What is required -
Copy out every record below with complete accuracy.

-------

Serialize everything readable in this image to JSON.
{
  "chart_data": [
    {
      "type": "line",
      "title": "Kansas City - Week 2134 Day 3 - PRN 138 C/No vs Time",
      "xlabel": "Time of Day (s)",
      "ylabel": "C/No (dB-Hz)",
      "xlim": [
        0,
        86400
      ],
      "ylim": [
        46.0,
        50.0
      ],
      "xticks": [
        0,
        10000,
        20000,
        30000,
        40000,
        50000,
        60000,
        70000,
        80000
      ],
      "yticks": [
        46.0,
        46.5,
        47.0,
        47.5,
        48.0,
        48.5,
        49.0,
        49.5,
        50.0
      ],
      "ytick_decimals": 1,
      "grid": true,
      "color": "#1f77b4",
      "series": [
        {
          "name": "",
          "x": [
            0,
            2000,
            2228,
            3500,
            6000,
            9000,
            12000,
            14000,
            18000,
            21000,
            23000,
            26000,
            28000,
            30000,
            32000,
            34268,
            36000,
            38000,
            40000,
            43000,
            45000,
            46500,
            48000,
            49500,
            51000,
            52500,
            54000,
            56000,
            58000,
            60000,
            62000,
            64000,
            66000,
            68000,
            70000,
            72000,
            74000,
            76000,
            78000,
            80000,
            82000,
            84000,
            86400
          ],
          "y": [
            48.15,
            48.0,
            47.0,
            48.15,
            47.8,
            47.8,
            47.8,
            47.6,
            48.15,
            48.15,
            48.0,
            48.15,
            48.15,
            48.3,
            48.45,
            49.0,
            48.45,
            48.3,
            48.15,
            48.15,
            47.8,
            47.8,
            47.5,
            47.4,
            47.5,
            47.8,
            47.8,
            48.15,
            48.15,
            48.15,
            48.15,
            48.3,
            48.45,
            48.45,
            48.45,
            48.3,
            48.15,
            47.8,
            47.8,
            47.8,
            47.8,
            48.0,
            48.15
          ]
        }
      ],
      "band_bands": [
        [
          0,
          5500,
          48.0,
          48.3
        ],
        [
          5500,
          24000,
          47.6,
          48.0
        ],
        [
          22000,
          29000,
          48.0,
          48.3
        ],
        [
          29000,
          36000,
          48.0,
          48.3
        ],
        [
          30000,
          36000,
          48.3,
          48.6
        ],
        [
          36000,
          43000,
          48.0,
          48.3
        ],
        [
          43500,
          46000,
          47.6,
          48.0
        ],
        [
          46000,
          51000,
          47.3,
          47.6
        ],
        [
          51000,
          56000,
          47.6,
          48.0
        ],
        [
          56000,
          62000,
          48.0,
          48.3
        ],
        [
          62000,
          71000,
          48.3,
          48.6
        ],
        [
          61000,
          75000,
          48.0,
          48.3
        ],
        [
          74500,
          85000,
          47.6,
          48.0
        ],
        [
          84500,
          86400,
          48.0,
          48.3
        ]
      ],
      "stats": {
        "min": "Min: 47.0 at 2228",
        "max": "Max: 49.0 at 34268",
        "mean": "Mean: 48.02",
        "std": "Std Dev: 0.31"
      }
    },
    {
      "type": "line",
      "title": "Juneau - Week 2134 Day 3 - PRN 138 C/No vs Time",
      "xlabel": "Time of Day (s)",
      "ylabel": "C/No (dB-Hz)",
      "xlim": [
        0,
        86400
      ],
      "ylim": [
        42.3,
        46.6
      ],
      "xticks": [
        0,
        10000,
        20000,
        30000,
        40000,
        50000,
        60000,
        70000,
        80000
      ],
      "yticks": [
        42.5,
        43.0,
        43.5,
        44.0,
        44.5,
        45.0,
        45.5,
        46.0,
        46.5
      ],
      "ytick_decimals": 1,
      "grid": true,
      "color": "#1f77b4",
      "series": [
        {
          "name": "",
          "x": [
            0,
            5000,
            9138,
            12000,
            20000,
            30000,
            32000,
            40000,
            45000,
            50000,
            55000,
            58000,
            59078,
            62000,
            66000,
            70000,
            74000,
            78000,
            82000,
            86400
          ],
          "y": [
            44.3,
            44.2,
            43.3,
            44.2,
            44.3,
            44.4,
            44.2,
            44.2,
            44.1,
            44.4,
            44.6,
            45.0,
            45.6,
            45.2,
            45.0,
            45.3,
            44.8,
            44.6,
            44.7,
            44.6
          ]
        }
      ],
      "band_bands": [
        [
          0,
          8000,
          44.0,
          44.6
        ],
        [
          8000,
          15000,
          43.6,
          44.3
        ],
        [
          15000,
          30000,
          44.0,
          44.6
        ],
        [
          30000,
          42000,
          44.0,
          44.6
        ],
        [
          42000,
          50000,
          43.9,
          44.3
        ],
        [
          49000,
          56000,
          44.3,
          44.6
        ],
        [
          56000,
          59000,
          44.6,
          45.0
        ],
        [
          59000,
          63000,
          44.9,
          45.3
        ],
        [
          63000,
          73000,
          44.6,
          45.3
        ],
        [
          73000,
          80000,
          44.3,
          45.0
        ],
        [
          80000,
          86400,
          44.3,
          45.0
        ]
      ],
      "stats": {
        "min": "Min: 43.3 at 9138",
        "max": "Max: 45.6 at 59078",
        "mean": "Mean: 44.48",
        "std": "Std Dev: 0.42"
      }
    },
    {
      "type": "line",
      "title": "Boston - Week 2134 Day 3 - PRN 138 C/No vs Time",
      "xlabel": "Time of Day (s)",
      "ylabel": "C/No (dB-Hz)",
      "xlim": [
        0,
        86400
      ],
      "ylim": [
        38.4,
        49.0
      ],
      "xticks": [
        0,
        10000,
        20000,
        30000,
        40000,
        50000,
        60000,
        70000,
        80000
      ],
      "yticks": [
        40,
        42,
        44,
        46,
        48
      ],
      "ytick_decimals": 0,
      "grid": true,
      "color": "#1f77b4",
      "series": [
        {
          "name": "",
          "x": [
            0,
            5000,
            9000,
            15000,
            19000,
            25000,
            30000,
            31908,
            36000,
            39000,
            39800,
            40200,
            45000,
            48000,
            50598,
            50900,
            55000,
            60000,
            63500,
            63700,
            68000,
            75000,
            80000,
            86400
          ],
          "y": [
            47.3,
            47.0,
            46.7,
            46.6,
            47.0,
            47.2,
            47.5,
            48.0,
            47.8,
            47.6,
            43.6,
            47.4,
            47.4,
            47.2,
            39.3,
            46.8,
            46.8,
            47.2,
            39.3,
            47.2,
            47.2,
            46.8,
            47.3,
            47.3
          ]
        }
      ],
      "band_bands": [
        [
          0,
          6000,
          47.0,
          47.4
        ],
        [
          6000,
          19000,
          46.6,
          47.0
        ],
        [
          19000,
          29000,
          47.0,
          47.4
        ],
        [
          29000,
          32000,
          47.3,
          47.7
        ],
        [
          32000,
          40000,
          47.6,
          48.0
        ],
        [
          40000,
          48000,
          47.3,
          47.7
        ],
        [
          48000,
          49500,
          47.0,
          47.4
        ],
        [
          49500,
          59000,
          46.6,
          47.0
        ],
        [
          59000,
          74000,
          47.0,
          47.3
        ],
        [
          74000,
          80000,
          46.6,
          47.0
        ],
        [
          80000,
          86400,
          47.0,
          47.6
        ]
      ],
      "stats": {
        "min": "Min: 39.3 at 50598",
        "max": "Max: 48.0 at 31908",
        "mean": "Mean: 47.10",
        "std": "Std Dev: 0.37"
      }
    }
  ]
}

-------

Response to the exercise -
Serialize everything readable in this image to JSON.
{
  "chart_data": [
    {
      "type": "line",
      "title": "Kansas City - Week 2134 Day 3 - PRN 138 C/No vs Time",
      "xlabel": "Time of Day (s)",
      "ylabel": "C/No (dB-Hz)",
      "xlim": [
        0,
        86400
      ],
      "ylim": [
        46.0,
        50.0
      ],
      "xticks": [
        0,
        10000,
        20000,
        30000,
        40000,
        50000,
        60000,
        70000,
        80000
      ],
      "yticks": [
        46.0,
        46.5,
        47.0,
        47.5,
        48.0,
        48.5,
        49.0,
        49.5,
        50.0
      ],
      "ytick_decimals": 1,
      "grid": true,
      "color": "#1f77b4",
      "series": [
        {
          "name": "",
          "x": [
            0,
            2000,
            2228,
            3500,
            6000,
            9000,
            12000,
            14000,
            18000,
            21000,
            23000,
            26000,
            28000,
            30000,
            32000,
            34268,
            36000,
            38000,
            40000,
            43000,
            45000,
            46500,
            48000,
            49500,
            51000,
            52500,
            54000,
            56000,
            58000,
            60000,
            62000,
            64000,
            66000,
            68000,
            70000,
            72000,
            74000,
            76000,
            78000,
            80000,
            82000,
            84000,
            86400
          ],
          "y": [
            48.15,
            48.0,
            47.0,
            48.15,
            47.8,
            47.8,
            47.8,
            47.6,
            48.15,
            48.15,
            48.0,
            48.15,
            48.15,
            48.3,
            48.45,
            49.0,
            48.45,
            48.3,
            48.15,
            48.15,
            47.8,
            47.8,
            47.5,
            47.4,
            47.5,
            47.8,
            47.8,
            48.15,
            48.15,
            48.15,
            48.15,
            48.3,
            48.45,
            48.45,
            48.45,
            48.3,
            48.15,
            47.8,
            47.8,
            47.8,
            47.8,
            48.0,
            48.15
          ]
        }
      ],
      "band_bands": [
        [
          0,
          5500,
          48.0,
          48.3
        ],
        [
          5500,
          24000,
          47.6,
          48.0
        ],
        [
          22000,
          29000,
          48.0,
          48.3
        ],
        [
          29000,
          36000,
          48.0,
          48.3
        ],
        [
          30000,
          36000,
          48.3,
          48.6
        ],
        [
          36000,
          43000,
          48.0,
          48.3
        ],
        [
          43500,
          46000,
          47.6,
          48.0
        ],
        [
          46000,
          51000,
          47.3,
          47.6
        ],
        [
          51000,
          56000,
          47.6,
          48.0
        ],
        [
          56000,
          62000,
          48.0,
          48.3
        ],
        [
          62000,
          71000,
          48.3,
          48.6
        ],
        [
          61000,
          75000,
          48.0,
          48.3
        ],
        [
          74500,
          85000,
          47.6,
          48.0
        ],
        [
          84500,
          86400,
          48.0,
          48.3
        ]
      ],
      "stats": {
        "min": "Min: 47.0 at 2228",
        "max": "Max: 49.0 at 34268",
        "mean": "Mean: 48.02",
        "std": "Std Dev: 0.31"
      }
    },
    {
      "type": "line",
      "title": "Juneau - Week 2134 Day 3 - PRN 138 C/No vs Time",
      "xlabel": "Time of Day (s)",
      "ylabel": "C/No (dB-Hz)",
      "xlim": [
        0,
        86400
      ],
      "ylim": [
        42.3,
        46.6
      ],
      "xticks": [
        0,
        10000,
        20000,
        30000,
        40000,
        50000,
        60000,
        70000,
        80000
      ],
      "yticks": [
        42.5,
        43.0,
        43.5,
        44.0,
        44.5,
        45.0,
        45.5,
        46.0,
        46.5
      ],
      "ytick_decimals": 1,
      "grid": true,
      "color": "#1f77b4",
      "series": [
        {
          "name": "",
          "x": [
            0,
            5000,
            9138,
            12000,
            20000,
            30000,
            32000,
            40000,
            45000,
            50000,
            55000,
            58000,
            59078,
            62000,
            66000,
            70000,
            74000,
            78000,
            82000,
            86400
          ],
          "y": [
            44.3,
            44.2,
            43.3,
            44.2,
            44.3,
            44.4,
            44.2,
            44.2,
            44.1,
            44.4,
            44.6,
            45.0,
            45.6,
            45.2,
            45.0,
            45.3,
            44.8,
            44.6,
            44.7,
            44.6
          ]
        }
      ],
      "band_bands": [
        [
          0,
          8000,
          44.0,
          44.6
        ],
        [
          8000,
          15000,
          43.6,
          44.3
        ],
        [
          15000,
          30000,
          44.0,
          44.6
        ],
        [
          30000,
          42000,
          44.0,
          44.6
        ],
        [
          42000,
          50000,
          43.9,
          44.3
        ],
        [
          49000,
          56000,
          44.3,
          44.6
        ],
        [
          56000,
          59000,
          44.6,
          45.0
        ],
        [
          59000,
          63000,
          44.9,
          45.3
        ],
        [
          63000,
          73000,
          44.6,
          45.3
        ],
        [
          73000,
          80000,
          44.3,
          45.0
        ],
        [
          80000,
          86400,
          44.3,
          45.0
        ]
      ],
      "stats": {
        "min": "Min: 43.3 at 9138",
        "max": "Max: 45.6 at 59078",
        "mean": "Mean: 44.48",
        "std": "Std Dev: 0.42"
      }
    },
    {
      "type": "line",
      "title": "Boston - Week 2134 Day 3 - PRN 138 C/No vs Time",
      "xlabel": "Time of Day (s)",
      "ylabel": "C/No (dB-Hz)",
      "xlim": [
        0,
        86400
      ],
      "ylim": [
        38.4,
        49.0
      ],
      "xticks": [
        0,
        10000,
        20000,
        30000,
        40000,
        50000,
        60000,
        70000,
        80000
      ],
      "yticks": [
        40,
        42,
        44,
        46,
        48
      ],
      "ytick_decimals": 0,
      "grid": true,
      "color": "#1f77b4",
      "series": [
        {
          "name": "",
          "x": [
            0,
            5000,
            9000,
            15000,
            19000,
            25000,
            30000,
            31908,
            36000,
            39000,
            39800,
            40200,
            45000,
            48000,
            50598,
            50900,
            55000,
            60000,
            63500,
            63700,
            68000,
            75000,
            80000,
            86400
          ],
          "y": [
            47.3,
            47.0,
            46.7,
            46.6,
            47.0,
            47.2,
            47.5,
            48.0,
            47.8,
            47.6,
            43.6,
            47.4,
            47.4,
            47.2,
            39.3,
            46.8,
            46.8,
            47.2,
            39.3,
            47.2,
            47.2,
            46.8,
            47.3,
            47.3
          ]
        }
      ],
      "band_bands": [
        [
          0,
          6000,
          47.0,
          47.4
        ],
        [
          6000,
          19000,
          46.6,
          47.0
        ],
        [
          19000,
          29000,
          47.0,
          47.4
        ],
        [
          29000,
          32000,
          47.3,
          47.7
        ],
        [
          32000,
          40000,
          47.6,
          48.0
        ],
        [
          40000,
          48000,
          47.3,
          47.7
        ],
        [
          48000,
          49500,
          47.0,
          47.4
        ],
        [
          49500,
          59000,
          46.6,
          47.0
        ],
        [
          59000,
          74000,
          47.0,
          47.3
        ],
        [
          74000,
          80000,
          46.6,
          47.0
        ],
        [
          80000,
          86400,
          47.0,
          47.6
        ]
      ],
      "stats": {
        "min": "Min: 39.3 at 50598",
        "max": "Max: 48.0 at 31908",
        "mean": "Mean: 47.10",
        "std": "Std Dev: 0.37"
      }
    }
  ]
}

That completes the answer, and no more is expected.